§ Stated problem: Return the lines where the word "فيقول" occurs.
** Begin **
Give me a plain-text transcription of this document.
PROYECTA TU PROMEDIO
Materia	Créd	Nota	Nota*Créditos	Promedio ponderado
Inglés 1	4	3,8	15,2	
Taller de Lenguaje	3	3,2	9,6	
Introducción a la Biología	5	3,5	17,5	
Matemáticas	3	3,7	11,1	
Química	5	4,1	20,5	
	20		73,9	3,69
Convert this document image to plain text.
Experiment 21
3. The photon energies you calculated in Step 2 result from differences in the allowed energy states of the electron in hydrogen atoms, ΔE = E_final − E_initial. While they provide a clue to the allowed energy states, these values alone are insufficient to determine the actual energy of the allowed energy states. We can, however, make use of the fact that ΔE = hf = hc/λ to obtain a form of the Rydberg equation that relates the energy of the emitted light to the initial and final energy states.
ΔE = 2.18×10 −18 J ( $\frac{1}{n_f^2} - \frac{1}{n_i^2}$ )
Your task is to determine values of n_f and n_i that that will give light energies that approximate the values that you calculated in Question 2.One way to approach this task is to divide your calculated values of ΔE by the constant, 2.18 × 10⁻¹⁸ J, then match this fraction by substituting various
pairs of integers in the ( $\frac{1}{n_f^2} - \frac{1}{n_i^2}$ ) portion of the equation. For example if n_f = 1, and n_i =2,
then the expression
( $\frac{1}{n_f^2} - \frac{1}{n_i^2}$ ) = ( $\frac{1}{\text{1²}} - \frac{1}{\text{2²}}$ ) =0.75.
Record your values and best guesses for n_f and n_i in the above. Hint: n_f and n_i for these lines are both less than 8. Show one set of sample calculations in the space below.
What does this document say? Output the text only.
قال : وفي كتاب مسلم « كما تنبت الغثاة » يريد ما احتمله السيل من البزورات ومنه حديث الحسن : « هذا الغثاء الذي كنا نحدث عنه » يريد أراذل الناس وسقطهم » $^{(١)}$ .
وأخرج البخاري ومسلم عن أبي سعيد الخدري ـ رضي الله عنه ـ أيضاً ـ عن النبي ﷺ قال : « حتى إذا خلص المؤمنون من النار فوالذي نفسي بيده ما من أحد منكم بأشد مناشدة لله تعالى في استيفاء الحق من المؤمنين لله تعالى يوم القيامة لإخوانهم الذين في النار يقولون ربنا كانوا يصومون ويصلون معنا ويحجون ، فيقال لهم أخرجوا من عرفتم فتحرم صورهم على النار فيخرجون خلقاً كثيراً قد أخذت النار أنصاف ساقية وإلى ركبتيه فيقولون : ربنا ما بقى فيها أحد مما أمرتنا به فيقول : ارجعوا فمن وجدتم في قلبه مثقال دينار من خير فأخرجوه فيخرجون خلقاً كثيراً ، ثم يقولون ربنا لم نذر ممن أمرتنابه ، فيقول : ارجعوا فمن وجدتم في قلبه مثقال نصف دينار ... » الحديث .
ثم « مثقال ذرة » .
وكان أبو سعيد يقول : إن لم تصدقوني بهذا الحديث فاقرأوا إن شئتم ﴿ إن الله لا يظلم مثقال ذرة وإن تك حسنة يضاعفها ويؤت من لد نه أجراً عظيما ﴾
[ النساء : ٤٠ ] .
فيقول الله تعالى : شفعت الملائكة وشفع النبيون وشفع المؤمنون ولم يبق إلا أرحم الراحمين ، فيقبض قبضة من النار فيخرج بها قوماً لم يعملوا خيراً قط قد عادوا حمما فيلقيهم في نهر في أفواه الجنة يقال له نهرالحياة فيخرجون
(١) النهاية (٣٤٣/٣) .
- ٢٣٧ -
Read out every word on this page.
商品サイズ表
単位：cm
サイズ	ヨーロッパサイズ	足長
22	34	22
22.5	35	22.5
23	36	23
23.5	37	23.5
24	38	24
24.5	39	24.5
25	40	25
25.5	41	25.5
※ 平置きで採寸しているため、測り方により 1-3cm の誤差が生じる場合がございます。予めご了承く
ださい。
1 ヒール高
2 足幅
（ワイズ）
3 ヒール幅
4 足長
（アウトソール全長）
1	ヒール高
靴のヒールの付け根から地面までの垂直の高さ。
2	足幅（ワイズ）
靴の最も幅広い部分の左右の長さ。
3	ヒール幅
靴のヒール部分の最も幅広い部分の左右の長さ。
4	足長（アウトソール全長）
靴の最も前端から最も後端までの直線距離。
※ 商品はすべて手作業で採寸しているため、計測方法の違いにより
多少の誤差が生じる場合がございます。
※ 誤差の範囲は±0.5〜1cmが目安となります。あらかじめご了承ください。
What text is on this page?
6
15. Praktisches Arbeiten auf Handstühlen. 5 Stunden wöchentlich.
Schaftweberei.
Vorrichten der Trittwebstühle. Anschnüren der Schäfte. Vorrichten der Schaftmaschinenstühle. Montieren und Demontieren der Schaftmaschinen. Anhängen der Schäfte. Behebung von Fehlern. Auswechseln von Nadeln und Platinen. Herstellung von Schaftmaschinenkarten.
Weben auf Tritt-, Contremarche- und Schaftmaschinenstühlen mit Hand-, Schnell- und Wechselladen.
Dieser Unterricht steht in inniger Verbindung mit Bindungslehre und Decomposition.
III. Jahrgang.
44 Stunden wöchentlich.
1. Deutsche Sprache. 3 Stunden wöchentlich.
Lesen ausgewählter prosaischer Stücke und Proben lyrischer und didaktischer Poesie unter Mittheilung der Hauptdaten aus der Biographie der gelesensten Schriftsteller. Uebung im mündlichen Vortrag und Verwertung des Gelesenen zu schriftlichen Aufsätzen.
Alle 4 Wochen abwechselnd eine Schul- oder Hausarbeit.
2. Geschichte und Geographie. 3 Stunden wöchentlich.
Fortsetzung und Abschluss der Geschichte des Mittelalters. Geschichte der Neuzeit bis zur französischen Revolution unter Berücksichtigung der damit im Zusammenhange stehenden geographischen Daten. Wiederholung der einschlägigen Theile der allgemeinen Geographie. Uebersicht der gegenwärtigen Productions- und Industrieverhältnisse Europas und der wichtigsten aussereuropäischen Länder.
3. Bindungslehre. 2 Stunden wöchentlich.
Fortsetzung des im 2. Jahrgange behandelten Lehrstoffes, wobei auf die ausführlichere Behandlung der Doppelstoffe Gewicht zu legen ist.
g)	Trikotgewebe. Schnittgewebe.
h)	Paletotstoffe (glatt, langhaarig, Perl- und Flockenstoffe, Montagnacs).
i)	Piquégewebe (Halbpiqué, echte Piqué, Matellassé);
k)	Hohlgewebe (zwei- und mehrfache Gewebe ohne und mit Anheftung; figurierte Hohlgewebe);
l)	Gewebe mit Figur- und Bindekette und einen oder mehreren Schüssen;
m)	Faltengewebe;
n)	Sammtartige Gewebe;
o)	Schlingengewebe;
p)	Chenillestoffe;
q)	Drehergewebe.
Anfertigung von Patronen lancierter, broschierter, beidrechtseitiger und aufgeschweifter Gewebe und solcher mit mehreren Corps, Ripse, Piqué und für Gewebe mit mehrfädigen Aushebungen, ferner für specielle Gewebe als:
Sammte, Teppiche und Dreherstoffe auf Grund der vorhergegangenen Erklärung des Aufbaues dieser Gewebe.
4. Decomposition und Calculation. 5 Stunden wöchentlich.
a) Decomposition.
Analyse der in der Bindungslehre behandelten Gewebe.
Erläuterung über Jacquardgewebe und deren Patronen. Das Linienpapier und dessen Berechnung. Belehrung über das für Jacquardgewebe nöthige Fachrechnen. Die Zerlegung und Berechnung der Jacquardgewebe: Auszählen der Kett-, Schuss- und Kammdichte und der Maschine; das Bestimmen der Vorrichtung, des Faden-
** End **
§ Exercise answer:
وأخرج البخاري ومسلم عن أبي سعيد الخدري ـ رضي الله عنه ـ أيضاً ـ عن النبي ﷺ قال : « حتى إذا خلص المؤمنون من النار فوالذي نفسي بيده ما من أحد منكم بأشد مناشدة لله تعالى في استيفاء الحق من المؤمنين لله تعالى يوم القيامة لإخوانهم الذين في النار يقولون ربنا كانوا يصومون ويصلون معنا ويحجون ، فيقال لهم أخرجوا من عرفتم فتحرم صورهم على النار فيخرجون خلقاً كثيراً قد أخذت النار أنصاف ساقية وإلى ركبتيه فيقولون : ربنا ما بقى فيها أحد مما أمرتنا به فيقول : ارجعوا فمن وجدتم في قلبه مثقال دينار من خير فأخرجوه فيخرجون خلقاً كثيراً ، ثم يقولون ربنا لم نذر ممن أمرتنابه ، فيقول : ارجعوا فمن وجدتم في قلبه مثقال نصف دينار ... » الحديث .
فيقول الله تعالى : شفعت الملائكة وشفع النبيون وشفع المؤمنون ولم يبق إلا أرحم الراحمين ، فيقبض قبضة من النار فيخرج بها قوماً لم يعملوا خيراً قط قد عادوا حمما فيلقيهم في نهر في أفواه الجنة يقال له نهرالحياة فيخرجون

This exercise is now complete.